Given exercise:
Write out the whole listing word for word.

* * * * *

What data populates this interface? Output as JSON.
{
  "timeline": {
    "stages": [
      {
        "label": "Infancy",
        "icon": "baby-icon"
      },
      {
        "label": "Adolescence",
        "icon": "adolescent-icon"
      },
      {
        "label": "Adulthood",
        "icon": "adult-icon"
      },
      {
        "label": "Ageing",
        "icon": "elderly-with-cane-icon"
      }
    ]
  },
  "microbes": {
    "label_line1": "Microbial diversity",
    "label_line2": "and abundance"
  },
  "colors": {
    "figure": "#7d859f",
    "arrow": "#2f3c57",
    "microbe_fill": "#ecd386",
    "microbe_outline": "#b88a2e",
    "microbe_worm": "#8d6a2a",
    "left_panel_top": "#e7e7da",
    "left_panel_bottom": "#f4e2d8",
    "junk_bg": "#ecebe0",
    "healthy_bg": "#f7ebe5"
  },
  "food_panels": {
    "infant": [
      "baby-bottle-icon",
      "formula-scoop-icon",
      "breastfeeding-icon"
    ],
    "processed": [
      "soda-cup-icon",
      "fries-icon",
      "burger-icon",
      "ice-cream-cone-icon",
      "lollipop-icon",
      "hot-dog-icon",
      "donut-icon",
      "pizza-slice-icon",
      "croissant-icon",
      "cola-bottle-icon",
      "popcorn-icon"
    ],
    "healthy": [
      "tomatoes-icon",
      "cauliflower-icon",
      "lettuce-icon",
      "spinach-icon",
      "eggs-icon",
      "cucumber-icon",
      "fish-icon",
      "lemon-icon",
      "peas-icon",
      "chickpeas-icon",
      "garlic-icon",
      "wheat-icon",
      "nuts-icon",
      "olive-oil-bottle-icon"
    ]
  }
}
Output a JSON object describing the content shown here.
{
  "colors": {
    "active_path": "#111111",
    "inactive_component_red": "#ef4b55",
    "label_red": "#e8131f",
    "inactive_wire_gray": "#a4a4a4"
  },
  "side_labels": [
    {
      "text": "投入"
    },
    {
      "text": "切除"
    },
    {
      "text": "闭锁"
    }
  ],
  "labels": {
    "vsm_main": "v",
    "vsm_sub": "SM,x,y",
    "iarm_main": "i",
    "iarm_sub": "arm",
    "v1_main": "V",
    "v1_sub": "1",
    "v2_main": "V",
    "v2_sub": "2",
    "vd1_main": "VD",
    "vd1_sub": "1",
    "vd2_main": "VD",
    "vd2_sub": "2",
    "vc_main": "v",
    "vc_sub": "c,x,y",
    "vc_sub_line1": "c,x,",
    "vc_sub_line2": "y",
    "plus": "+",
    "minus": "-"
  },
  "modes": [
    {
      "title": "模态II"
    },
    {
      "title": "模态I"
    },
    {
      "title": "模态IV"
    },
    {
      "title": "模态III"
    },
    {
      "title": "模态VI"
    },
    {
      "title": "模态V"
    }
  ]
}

* * * * *

Exercise response:
What data populates this interface? Output as JSON.
{
  "timeline": {
    "stages": [
      {
        "label": "Infancy",
        "icon": "baby-icon"
      },
      {
        "label": "Adolescence",
        "icon": "adolescent-icon"
      },
      {
        "label": "Adulthood",
        "icon": "adult-icon"
      },
      {
        "label": "Ageing",
        "icon": "elderly-with-cane-icon"
      }
    ]
  },
  "microbes": {
    "label_line1": "Microbial diversity",
    "label_line2": "and abundance"
  },
  "colors": {
    "figure": "#7d859f",
    "arrow": "#2f3c57",
    "microbe_fill": "#ecd386",
    "microbe_outline": "#b88a2e",
    "microbe_worm": "#8d6a2a",
    "left_panel_top": "#e7e7da",
    "left_panel_bottom": "#f4e2d8",
    "junk_bg": "#ecebe0",
    "healthy_bg": "#f7ebe5"
  },
  "food_panels": {
    "infant": [
      "baby-bottle-icon",
      "formula-scoop-icon",
      "breastfeeding-icon"
    ],
    "processed": [
      "soda-cup-icon",
      "fries-icon",
      "burger-icon",
      "ice-cream-cone-icon",
      "lollipop-icon",
      "hot-dog-icon",
      "donut-icon",
      "pizza-slice-icon",
      "croissant-icon",
      "cola-bottle-icon",
      "popcorn-icon"
    ],
    "healthy": [
      "tomatoes-icon",
      "cauliflower-icon",
      "lettuce-icon",
      "spinach-icon",
      "eggs-icon",
      "cucumber-icon",
      "fish-icon",
      "lemon-icon",
      "peas-icon",
      "chickpeas-icon",
      "garlic-icon",
      "wheat-icon",
      "nuts-icon",
      "olive-oil-bottle-icon"
    ]
  }
}
Output a JSON object describing the content shown here.
{
  "colors": {
    "active_path": "#111111",
    "inactive_component_red": "#ef4b55",
    "label_red": "#e8131f",
    "inactive_wire_gray": "#a4a4a4"
  },
  "side_labels": [
    {
      "text": "投入"
    },
    {
      "text": "切除"
    },
    {
      "text": "闭锁"
    }
  ],
  "labels": {
    "vsm_main": "v",
    "vsm_sub": "SM,x,y",
    "iarm_main": "i",
    "iarm_sub": "arm",
    "v1_main": "V",
    "v1_sub": "1",
    "v2_main": "V",
    "v2_sub": "2",
    "vd1_main": "VD",
    "vd1_sub": "1",
    "vd2_main": "VD",
    "vd2_sub": "2",
    "vc_main": "v",
    "vc_sub": "c,x,y",
    "vc_sub_line1": "c,x,",
    "vc_sub_line2": "y",
    "plus": "+",
    "minus": "-"
  },
  "modes": [
    {
      "title": "模态II"
    },
    {
      "title": "模态I"
    },
    {
      "title": "模态IV"
    },
    {
      "title": "模态III"
    },
    {
      "title": "模态VI"
    },
    {
      "title": "模态V"
    }
  ]
}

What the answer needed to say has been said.